#### Objective
Every line of the material below should be repeated exactly.

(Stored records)
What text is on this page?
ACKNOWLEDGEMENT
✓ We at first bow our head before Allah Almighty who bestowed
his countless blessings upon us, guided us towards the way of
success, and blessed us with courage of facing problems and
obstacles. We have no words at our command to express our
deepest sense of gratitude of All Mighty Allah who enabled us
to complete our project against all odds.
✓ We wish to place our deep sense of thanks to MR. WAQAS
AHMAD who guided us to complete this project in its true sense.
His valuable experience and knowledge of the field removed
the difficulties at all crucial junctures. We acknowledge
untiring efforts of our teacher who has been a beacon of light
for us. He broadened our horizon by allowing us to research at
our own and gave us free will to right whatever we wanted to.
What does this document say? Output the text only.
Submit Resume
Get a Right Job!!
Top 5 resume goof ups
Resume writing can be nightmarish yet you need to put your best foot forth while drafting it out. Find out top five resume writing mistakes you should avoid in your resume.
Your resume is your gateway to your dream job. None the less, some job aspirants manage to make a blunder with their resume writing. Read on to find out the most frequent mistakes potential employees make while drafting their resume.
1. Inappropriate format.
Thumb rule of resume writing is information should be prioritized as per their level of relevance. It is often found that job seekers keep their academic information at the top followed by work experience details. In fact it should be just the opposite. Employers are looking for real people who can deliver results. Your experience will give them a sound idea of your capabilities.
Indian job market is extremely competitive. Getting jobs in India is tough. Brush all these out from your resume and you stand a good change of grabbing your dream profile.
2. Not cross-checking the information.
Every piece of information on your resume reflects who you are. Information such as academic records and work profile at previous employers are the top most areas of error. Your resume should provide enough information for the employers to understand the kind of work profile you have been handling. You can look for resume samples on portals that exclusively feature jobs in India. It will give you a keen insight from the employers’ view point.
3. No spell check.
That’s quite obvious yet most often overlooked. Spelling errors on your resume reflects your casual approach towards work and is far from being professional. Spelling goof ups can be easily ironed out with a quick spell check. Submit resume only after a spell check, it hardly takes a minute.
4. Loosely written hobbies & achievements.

#### Correct answer
What text is on this page?
ACKNOWLEDGEMENT
✓ We at first bow our head before Allah Almighty who bestowed
his countless blessings upon us, guided us towards the way of
success, and blessed us with courage of facing problems and
obstacles. We have no words at our command to express our
deepest sense of gratitude of All Mighty Allah who enabled us
to complete our project against all odds.
✓ We wish to place our deep sense of thanks to MR. WAQAS
AHMAD who guided us to complete this project in its true sense.
His valuable experience and knowledge of the field removed
the difficulties at all crucial junctures. We acknowledge
untiring efforts of our teacher who has been a beacon of light
for us. He broadened our horizon by allowing us to research at
our own and gave us free will to right whatever we wanted to.
What does this document say? Output the text only.
Submit Resume
Get a Right Job!!
Top 5 resume goof ups
Resume writing can be nightmarish yet you need to put your best foot forth while drafting it out. Find out top five resume writing mistakes you should avoid in your resume.
Your resume is your gateway to your dream job. None the less, some job aspirants manage to make a blunder with their resume writing. Read on to find out the most frequent mistakes potential employees make while drafting their resume.
1. Inappropriate format.
Thumb rule of resume writing is information should be prioritized as per their level of relevance. It is often found that job seekers keep their academic information at the top followed by work experience details. In fact it should be just the opposite. Employers are looking for real people who can deliver results. Your experience will give them a sound idea of your capabilities.
Indian job market is extremely competitive. Getting jobs in India is tough. Brush all these out from your resume and you stand a good change of grabbing your dream profile.
2. Not cross-checking the information.
Every piece of information on your resume reflects who you are. Information such as academic records and work profile at previous employers are the top most areas of error. Your resume should provide enough information for the employers to understand the kind of work profile you have been handling. You can look for resume samples on portals that exclusively feature jobs in India. It will give you a keen insight from the employers’ view point.
3. No spell check.
That’s quite obvious yet most often overlooked. Spelling errors on your resume reflects your casual approach towards work and is far from being professional. Spelling goof ups can be easily ironed out with a quick spell check. Submit resume only after a spell check, it hardly takes a minute.
4. Loosely written hobbies & achievements.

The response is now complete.